Lines that hold the string "type" are to be counted; give only their number.
"""
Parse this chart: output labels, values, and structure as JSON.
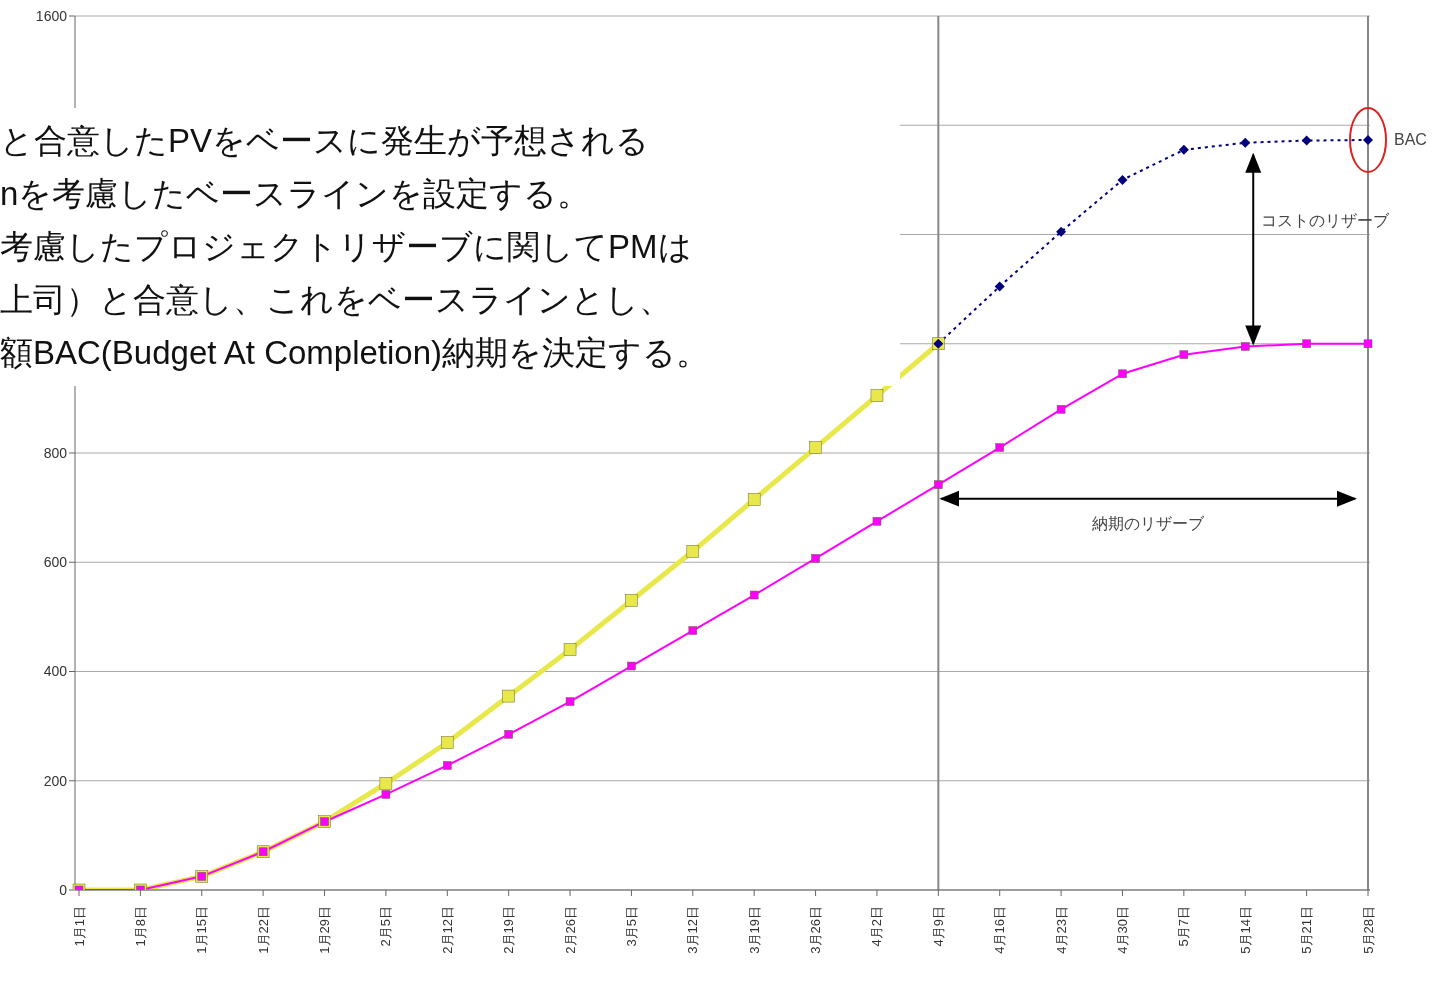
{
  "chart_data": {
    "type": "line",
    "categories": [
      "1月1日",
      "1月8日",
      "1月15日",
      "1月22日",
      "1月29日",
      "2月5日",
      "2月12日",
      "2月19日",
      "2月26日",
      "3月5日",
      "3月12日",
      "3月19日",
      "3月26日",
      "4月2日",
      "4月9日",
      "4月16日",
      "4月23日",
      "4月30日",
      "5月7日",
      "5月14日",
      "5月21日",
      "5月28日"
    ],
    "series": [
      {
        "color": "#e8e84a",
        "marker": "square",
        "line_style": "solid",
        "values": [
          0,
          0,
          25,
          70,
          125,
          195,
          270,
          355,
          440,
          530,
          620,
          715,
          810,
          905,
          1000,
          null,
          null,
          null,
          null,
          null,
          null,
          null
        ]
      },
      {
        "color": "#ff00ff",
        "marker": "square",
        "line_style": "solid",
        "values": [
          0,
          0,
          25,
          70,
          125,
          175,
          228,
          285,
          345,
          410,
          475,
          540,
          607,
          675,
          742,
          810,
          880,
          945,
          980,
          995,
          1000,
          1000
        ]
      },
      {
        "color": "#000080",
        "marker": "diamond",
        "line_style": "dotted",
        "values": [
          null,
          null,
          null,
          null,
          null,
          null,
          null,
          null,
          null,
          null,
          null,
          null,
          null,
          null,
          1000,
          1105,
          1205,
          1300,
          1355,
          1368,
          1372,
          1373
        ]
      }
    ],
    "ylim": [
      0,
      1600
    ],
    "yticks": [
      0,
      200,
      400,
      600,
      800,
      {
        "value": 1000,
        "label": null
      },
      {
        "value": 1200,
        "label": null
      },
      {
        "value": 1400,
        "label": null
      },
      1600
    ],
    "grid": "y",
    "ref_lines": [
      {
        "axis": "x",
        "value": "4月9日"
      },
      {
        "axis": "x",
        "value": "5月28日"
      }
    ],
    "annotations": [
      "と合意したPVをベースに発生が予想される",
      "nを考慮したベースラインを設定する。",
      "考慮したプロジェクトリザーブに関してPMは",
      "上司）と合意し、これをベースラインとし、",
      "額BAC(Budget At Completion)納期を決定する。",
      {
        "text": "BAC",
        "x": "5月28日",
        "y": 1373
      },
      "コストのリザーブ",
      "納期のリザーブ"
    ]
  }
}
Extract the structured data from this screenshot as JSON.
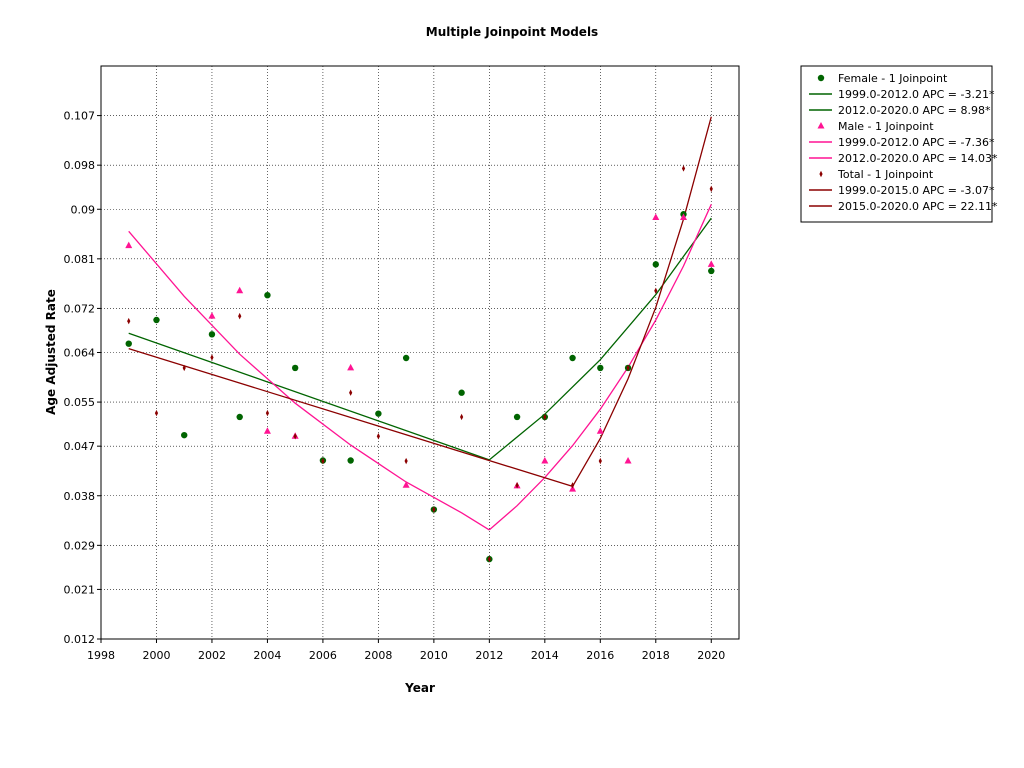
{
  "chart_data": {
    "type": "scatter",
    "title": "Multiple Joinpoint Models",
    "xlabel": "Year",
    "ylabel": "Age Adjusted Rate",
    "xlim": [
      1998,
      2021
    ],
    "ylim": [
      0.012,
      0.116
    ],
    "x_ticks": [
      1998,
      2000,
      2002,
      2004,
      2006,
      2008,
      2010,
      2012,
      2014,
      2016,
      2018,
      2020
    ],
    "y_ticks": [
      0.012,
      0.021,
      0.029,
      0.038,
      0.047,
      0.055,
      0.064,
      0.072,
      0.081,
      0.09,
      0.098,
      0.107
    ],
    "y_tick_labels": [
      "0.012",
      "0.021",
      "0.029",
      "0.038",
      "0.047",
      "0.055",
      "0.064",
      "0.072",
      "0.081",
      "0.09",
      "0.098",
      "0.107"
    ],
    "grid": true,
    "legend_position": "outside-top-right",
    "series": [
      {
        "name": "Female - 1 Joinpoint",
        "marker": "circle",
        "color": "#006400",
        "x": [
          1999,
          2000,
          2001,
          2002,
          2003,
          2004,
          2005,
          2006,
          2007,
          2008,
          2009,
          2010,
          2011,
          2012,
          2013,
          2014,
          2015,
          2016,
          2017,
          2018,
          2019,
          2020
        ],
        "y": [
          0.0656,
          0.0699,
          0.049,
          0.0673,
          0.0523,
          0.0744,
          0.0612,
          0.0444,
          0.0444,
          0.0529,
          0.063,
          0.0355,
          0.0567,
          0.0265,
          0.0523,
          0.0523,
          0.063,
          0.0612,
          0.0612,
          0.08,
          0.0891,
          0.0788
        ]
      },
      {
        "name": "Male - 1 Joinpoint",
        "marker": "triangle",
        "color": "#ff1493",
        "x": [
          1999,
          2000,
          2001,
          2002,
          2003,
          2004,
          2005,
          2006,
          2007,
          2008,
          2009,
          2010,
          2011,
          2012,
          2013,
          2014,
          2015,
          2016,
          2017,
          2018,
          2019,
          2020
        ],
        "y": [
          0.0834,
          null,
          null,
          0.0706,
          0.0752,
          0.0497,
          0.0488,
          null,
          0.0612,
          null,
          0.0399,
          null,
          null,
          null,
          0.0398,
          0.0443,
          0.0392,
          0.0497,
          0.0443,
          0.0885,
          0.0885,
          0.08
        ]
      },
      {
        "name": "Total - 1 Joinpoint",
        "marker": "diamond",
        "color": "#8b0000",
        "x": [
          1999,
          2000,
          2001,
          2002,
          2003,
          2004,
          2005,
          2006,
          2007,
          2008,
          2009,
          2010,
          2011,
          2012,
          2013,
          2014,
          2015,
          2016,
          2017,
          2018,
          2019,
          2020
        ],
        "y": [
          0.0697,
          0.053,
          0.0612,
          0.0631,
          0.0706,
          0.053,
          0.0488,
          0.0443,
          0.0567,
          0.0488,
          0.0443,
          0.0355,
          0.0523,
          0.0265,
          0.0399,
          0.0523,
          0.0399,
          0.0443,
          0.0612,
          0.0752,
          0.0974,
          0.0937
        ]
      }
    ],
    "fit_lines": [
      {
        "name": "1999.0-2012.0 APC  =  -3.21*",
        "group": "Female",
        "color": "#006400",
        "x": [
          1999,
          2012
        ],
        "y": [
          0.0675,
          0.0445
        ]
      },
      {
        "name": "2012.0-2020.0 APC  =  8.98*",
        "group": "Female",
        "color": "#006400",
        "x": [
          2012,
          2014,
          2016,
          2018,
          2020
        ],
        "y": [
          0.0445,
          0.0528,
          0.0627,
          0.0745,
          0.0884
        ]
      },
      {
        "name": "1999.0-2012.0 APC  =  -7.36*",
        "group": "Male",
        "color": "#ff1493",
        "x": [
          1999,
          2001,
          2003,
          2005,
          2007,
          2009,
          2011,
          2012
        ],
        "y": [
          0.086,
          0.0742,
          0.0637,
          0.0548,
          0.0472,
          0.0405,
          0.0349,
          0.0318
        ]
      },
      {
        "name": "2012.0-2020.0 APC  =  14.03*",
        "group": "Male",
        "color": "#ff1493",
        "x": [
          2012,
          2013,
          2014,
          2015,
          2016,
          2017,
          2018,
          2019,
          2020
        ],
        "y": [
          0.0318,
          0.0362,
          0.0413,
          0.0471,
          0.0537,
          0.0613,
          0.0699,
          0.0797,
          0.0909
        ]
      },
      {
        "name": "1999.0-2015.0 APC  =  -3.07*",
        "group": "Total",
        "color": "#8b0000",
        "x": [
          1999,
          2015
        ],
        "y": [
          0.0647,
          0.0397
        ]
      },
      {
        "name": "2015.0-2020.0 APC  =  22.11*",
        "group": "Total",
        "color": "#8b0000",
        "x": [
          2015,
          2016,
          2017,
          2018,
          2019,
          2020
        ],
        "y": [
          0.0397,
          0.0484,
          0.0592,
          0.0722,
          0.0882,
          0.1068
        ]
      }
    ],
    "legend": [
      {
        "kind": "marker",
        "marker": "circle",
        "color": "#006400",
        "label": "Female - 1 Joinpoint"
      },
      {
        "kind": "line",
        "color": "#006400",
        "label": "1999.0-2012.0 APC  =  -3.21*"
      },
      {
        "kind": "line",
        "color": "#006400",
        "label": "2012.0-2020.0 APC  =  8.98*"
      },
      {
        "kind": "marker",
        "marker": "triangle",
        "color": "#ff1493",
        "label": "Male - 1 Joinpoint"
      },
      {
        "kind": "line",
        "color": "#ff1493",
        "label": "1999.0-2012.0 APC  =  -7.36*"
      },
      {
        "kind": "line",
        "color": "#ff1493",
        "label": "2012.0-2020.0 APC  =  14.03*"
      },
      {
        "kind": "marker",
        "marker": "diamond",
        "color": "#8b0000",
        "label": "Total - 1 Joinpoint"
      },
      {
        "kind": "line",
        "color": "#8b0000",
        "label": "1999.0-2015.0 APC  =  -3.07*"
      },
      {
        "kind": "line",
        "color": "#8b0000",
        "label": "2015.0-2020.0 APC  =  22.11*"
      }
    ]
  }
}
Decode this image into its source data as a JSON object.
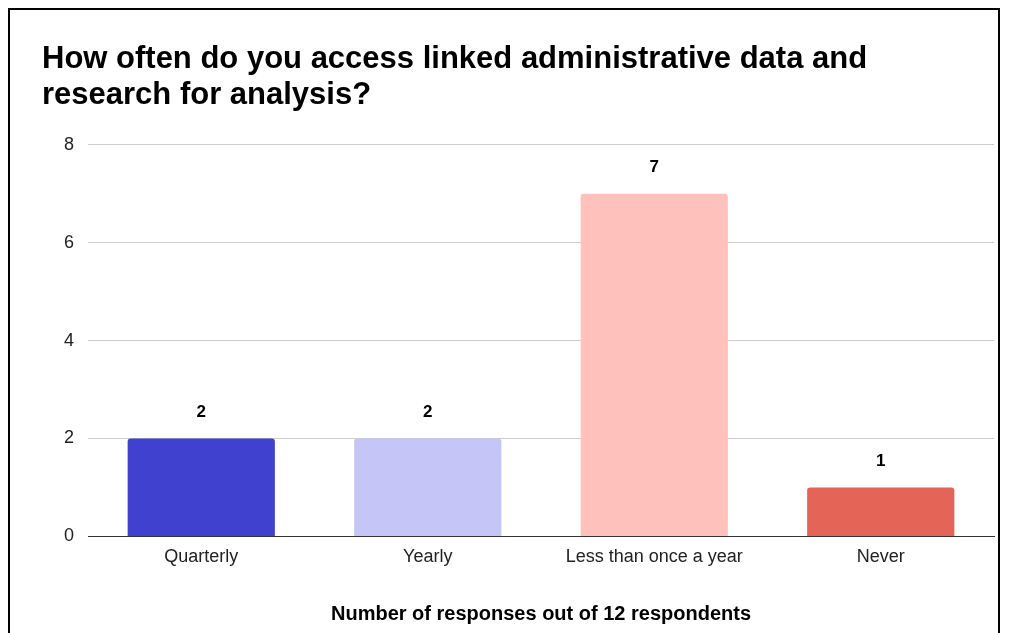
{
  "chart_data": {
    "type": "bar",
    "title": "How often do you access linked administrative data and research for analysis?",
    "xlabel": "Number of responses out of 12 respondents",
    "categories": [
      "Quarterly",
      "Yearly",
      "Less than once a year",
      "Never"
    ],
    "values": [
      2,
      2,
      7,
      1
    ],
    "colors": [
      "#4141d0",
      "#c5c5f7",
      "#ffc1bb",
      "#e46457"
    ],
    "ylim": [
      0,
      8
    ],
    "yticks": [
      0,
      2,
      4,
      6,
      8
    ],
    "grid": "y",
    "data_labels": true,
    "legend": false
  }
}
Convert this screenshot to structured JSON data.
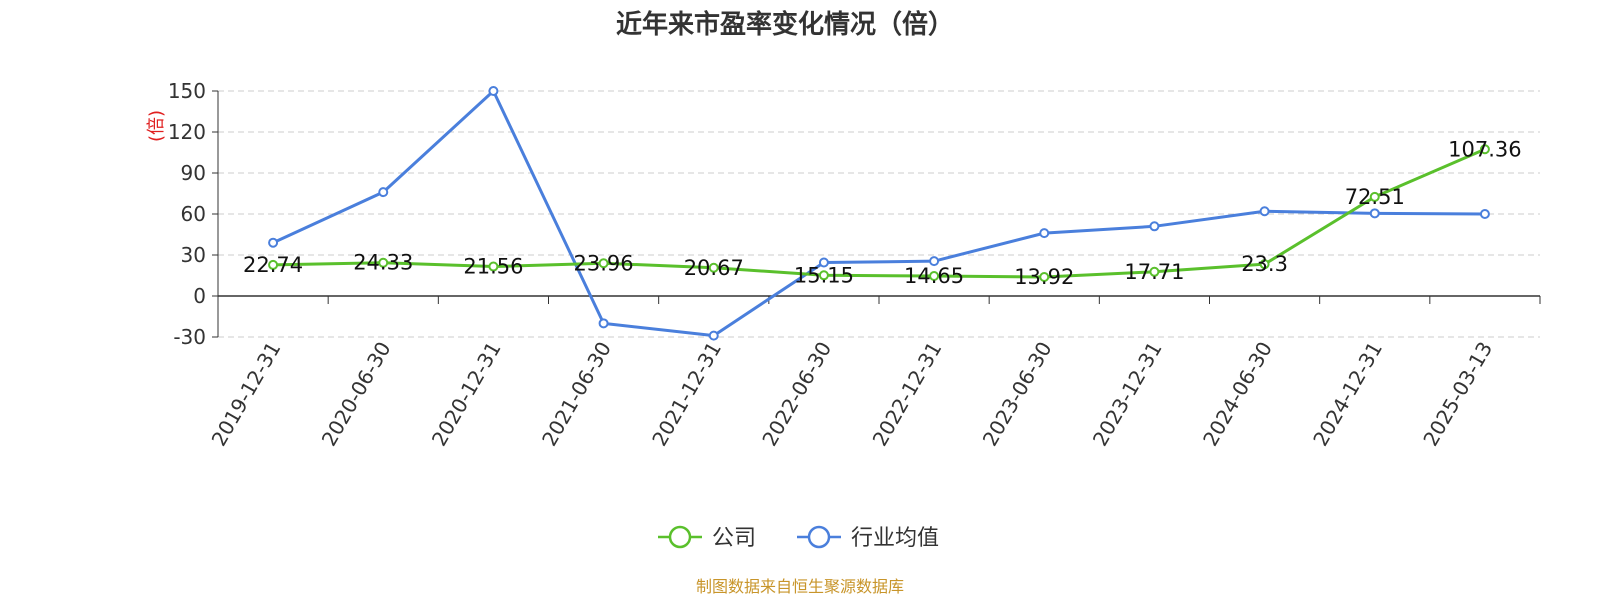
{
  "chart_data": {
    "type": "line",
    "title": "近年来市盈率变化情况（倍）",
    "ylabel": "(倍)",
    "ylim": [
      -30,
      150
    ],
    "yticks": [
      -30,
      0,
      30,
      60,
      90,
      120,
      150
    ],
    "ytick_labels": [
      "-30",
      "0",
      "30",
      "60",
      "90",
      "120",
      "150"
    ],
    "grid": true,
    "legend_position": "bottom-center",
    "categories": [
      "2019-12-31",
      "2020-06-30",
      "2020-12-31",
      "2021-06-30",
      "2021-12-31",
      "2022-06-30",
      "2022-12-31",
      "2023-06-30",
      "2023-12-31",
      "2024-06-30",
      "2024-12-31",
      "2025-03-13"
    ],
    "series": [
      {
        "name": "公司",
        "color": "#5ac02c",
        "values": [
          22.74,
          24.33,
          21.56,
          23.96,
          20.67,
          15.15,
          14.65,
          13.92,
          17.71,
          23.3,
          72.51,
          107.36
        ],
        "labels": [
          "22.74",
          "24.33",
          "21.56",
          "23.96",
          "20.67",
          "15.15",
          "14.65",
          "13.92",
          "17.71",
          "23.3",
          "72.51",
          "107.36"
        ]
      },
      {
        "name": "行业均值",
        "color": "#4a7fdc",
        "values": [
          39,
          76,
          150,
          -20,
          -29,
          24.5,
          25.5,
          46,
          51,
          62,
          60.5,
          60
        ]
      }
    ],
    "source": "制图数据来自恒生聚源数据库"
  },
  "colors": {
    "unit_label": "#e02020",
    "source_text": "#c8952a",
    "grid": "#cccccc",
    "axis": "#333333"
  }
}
"""
* Written answer
4